• **EXERCISE AIM**
List all lines in the material below that contain "systèmes".

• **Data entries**

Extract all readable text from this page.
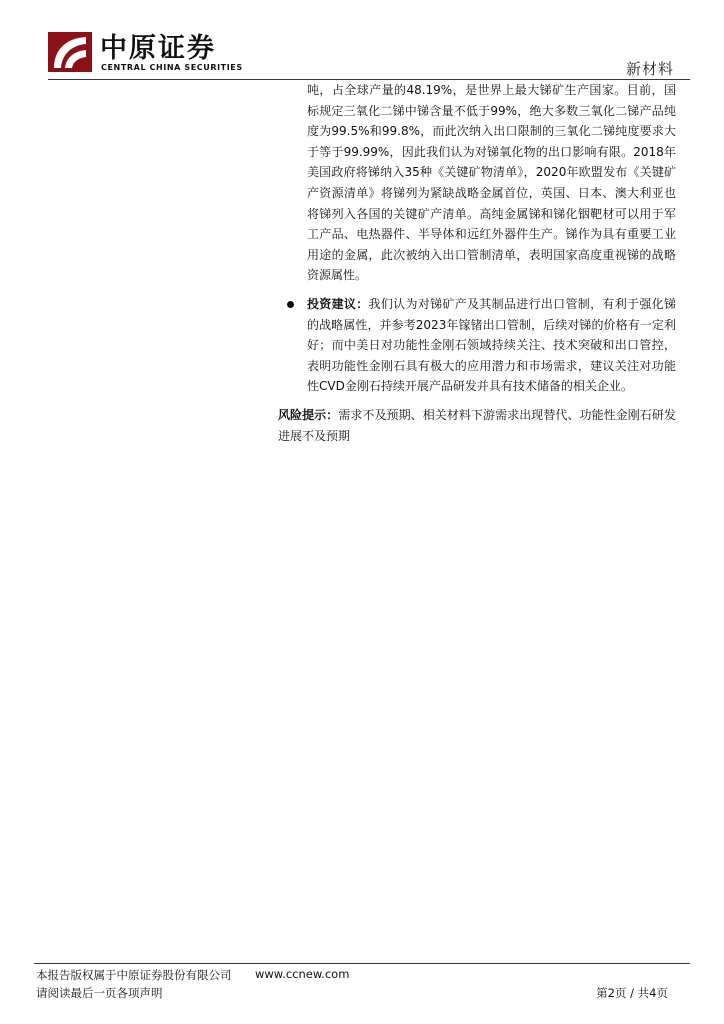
中原证券
CENTRAL CHINA SECURITIES	新材料

吨，占全球产量的48.19%，是世界上最大锑矿生产国家。目前，国标规定三氧化二锑中锑含量不低于99%，绝大多数三氧化二锑产品纯度为99.5%和99.8%，而此次纳入出口限制的三氧化二锑纯度要求大于等于99.99%，因此我们认为对锑氧化物的出口影响有限。2018年美国政府将锑纳入35种《关键矿物清单》，2020年欧盟发布《关键矿产资源清单》将锑列为紧缺战略金属首位，英国、日本、澳大利亚也将锑列入各国的关键矿产清单。高纯金属锑和锑化铟靶材可以用于军工产品、电热器件、半导体和远红外器件生产。锑作为具有重要工业用途的金属，此次被纳入出口管制清单，表明国家高度重视锑的战略资源属性。

投资建议：我们认为对锑矿产及其制品进行出口管制，有利于强化锑的战略属性，并参考2023年镓锗出口管制，后续对锑的价格有一定利好；而中美日对功能性金刚石领域持续关注、技术突破和出口管控，表明功能性金刚石具有极大的应用潜力和市场需求，建议关注对功能性CVD金刚石持续开展产品研发并具有技术储备的相关企业。

风险提示：需求不及预期、相关材料下游需求出现替代、功能性金刚石研发进展不及预期

本报告版权属于中原证券股份有限公司 www.ccnew.com
请阅读最后一页各项声明	第2页 / 共4页
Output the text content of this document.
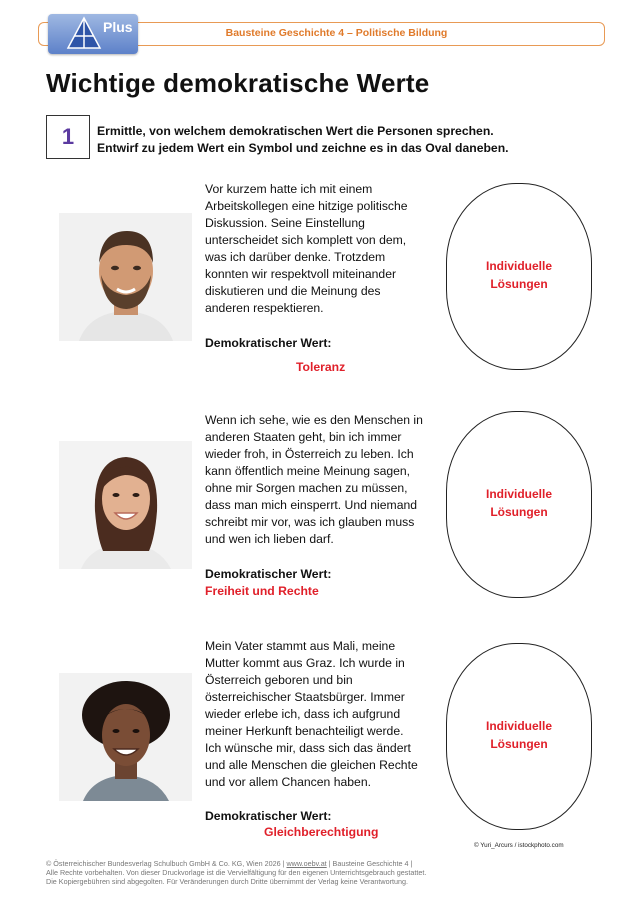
Bausteine Geschichte 4 – Politische Bildung
Plus
Wichtige demokratische Werte
1	Ermittle, von welchem demokratischen Wert die Personen sprechen.
Entwirf zu jedem Wert ein Symbol und zeichne es in das Oval daneben.
Vor kurzem hatte ich mit einem
Arbeitskollegen eine hitzige politische
Diskussion. Seine Einstellung
unterscheidet sich komplett von dem,
was ich darüber denke. Trotzdem
konnten wir respektvoll miteinander
diskutieren und die Meinung des
anderen respektieren.
Demokratischer Wert:
Toleranz
Individuelle
Lösungen
Wenn ich sehe, wie es den Menschen in
anderen Staaten geht, bin ich immer
wieder froh, in Österreich zu leben. Ich
kann öffentlich meine Meinung sagen,
ohne mir Sorgen machen zu müssen,
dass man mich einsperrt. Und niemand
schreibt mir vor, was ich glauben muss
und wen ich lieben darf.
Demokratischer Wert:
Freiheit und Rechte
Individuelle
Lösungen
Mein Vater stammt aus Mali, meine
Mutter kommt aus Graz. Ich wurde in
Österreich geboren und bin
österreichischer Staatsbürger. Immer
wieder erlebe ich, dass ich aufgrund
meiner Herkunft benachteiligt werde.
Ich wünsche mir, dass sich das ändert
und alle Menschen die gleichen Rechte
und vor allem Chancen haben.
Demokratischer Wert:
Gleichberechtigung
Individuelle
Lösungen
© Yuri_Arcurs / istockphoto.com
© Österreichischer Bundesverlag Schulbuch GmbH & Co. KG, Wien 2026 | www.oebv.at | Bausteine Geschichte 4 |
Alle Rechte vorbehalten. Von dieser Druckvorlage ist die Vervielfältigung für den eigenen Unterrichtsgebrauch gestattet.
Die Kopiergebühren sind abgegolten. Für Veränderungen durch Dritte übernimmt der Verlag keine Verantwortung.
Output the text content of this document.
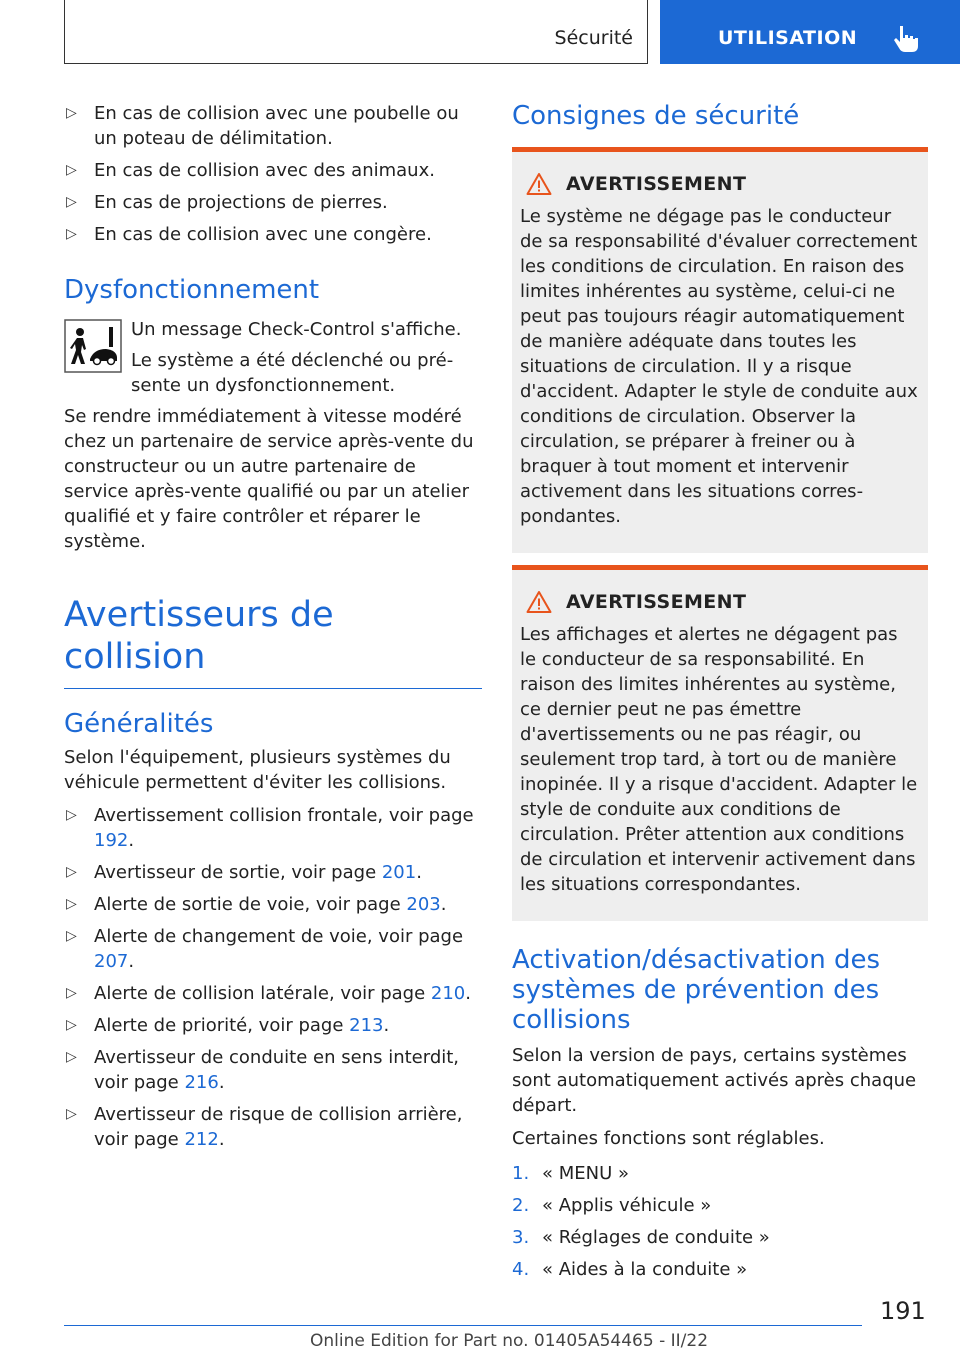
Sécurité	UTILISATION
▷ En cas de collision avec une poubelle ou un poteau de délimitation.
▷ En cas de collision avec des animaux.
▷ En cas de projections de pierres.
▷ En cas de collision avec une congère.
Dysfonctionnement

Un message Check-Control s'affiche.

Le système a été déclenché ou présente un dysfonctionnement.

Se rendre immédiatement à vitesse modéré chez un partenaire de service après-vente du constructeur ou un autre partenaire de service après-vente qualifié ou par un atelier qualifié et y faire contrôler et réparer le système.

Avertisseurs de collision
Généralités

Selon l'équipement, plusieurs systèmes du véhicule permettent d'éviter les collisions.

▷ Avertissement collision frontale, voir page 192.
▷ Avertisseur de sortie, voir page 201.
▷ Alerte de sortie de voie, voir page 203.
▷ Alerte de changement de voie, voir page 207.
▷ Alerte de collision latérale, voir page 210.
▷ Alerte de priorité, voir page 213.
▷ Avertisseur de conduite en sens interdit, voir page 216.
▷ Avertisseur de risque de collision arrière, voir page 212.
Consignes de sécurité
AVERTISSEMENT

Le système ne dégage pas le conducteur de sa responsabilité d'évaluer correctement les conditions de circulation. En raison des limites inhérentes au système, celui-ci ne peut pas toujours réagir automatiquement de manière adéquate dans toutes les situations de circulation. Il y a risque d'accident. Adapter le style de conduite aux conditions de circulation. Observer la circulation, se préparer à freiner ou à braquer à tout moment et intervenir activement dans les situations correspondantes.

AVERTISSEMENT

Les affichages et alertes ne dégagent pas le conducteur de sa responsabilité. En raison des limites inhérentes au système, ce dernier peut ne pas émettre d'avertissements ou ne pas réagir, ou seulement trop tard, à tort ou de manière inopinée. Il y a risque d'accident. Adapter le style de conduite aux conditions de circulation. Prêter attention aux conditions de circulation et intervenir activement dans les situations correspondantes.

Activation/désactivation des systèmes de prévention des collisions

Selon la version de pays, certains systèmes sont automatiquement activés après chaque départ.

Certaines fonctions sont réglables.

1. « MENU »
2. « Applis véhicule »
3. « Réglages de conduite »
4. « Aides à la conduite »
191
Online Edition for Part no. 01405A54465 - II/22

• **OUTPUT FOR THIS EXERCISE**
Selon l'équipement, plusieurs systèmes du véhicule permettent d'éviter les collisions.
Activation/désactivation des systèmes de prévention des collisions
Selon la version de pays, certains systèmes sont automatiquement activés après chaque départ.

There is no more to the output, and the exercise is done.